____ RECORDED DATA

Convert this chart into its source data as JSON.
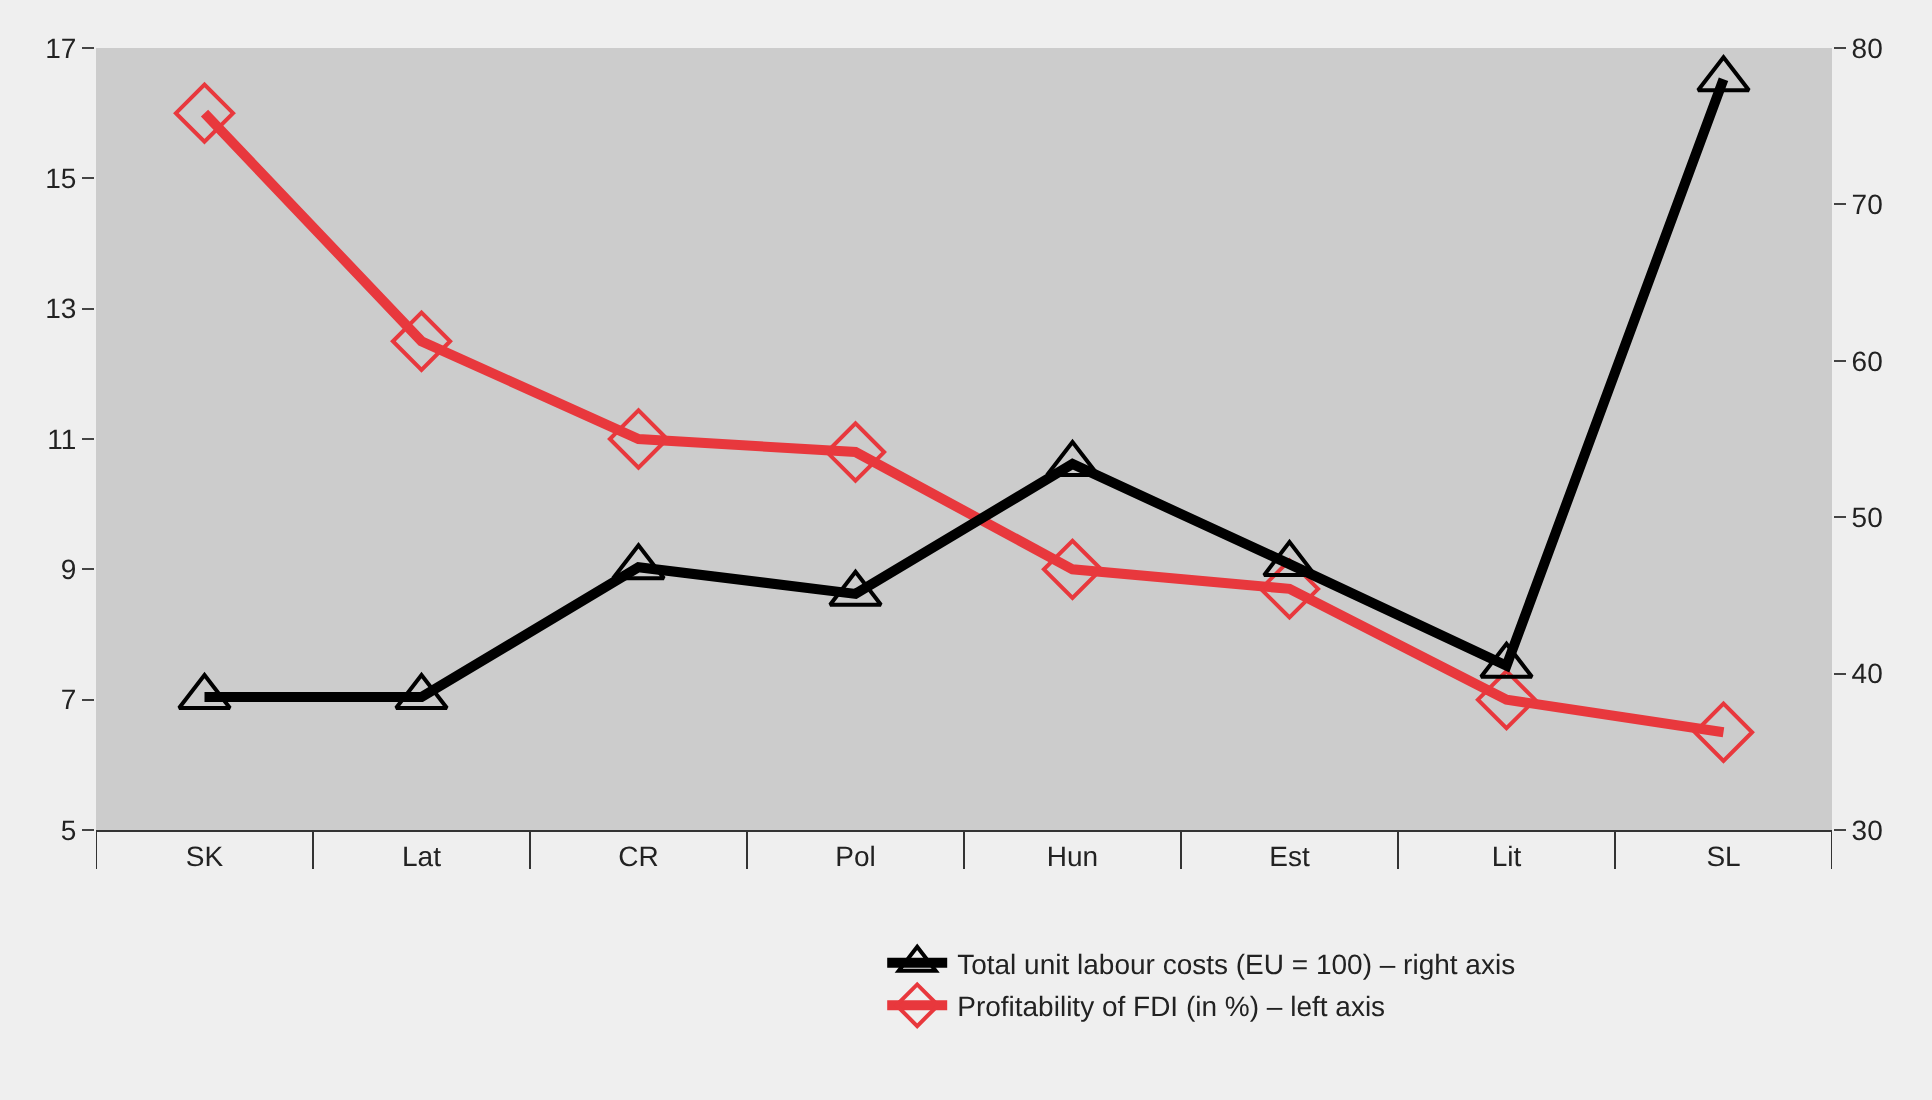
{
  "chart_data": {
    "type": "line",
    "categories": [
      "SK",
      "Lat",
      "CR",
      "Pol",
      "Hun",
      "Est",
      "Lit",
      "SL"
    ],
    "series": [
      {
        "name": "Total unit labour costs (EU = 100) – right axis",
        "color": "#000000",
        "axis": "y2",
        "marker": "triangle",
        "values": [
          38.5,
          38.5,
          46.8,
          45.1,
          53.4,
          47,
          40.5,
          78
        ]
      },
      {
        "name": "Profitability of FDI (in %) – left axis",
        "color": "#e8383d",
        "marker": "diamond",
        "values": [
          16.0,
          12.5,
          11.0,
          10.8,
          9.0,
          8.7,
          7.0,
          6.5
        ]
      }
    ],
    "ylim": [
      5,
      17
    ],
    "yticks": [
      5,
      7,
      9,
      11,
      13,
      15,
      17
    ],
    "y2lim": [
      30,
      80
    ],
    "y2ticks": [
      30,
      40,
      50,
      60,
      70,
      80
    ],
    "grid": false,
    "legend": "bottom",
    "line_style": "solid"
  }
}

________

Pick out all lines from the data above in which the word "axis" appears.

        "name": "Total unit labour costs (EU = 100) – right axis",
        "axis": "y2",
        "name": "Profitability of FDI (in %) – left axis",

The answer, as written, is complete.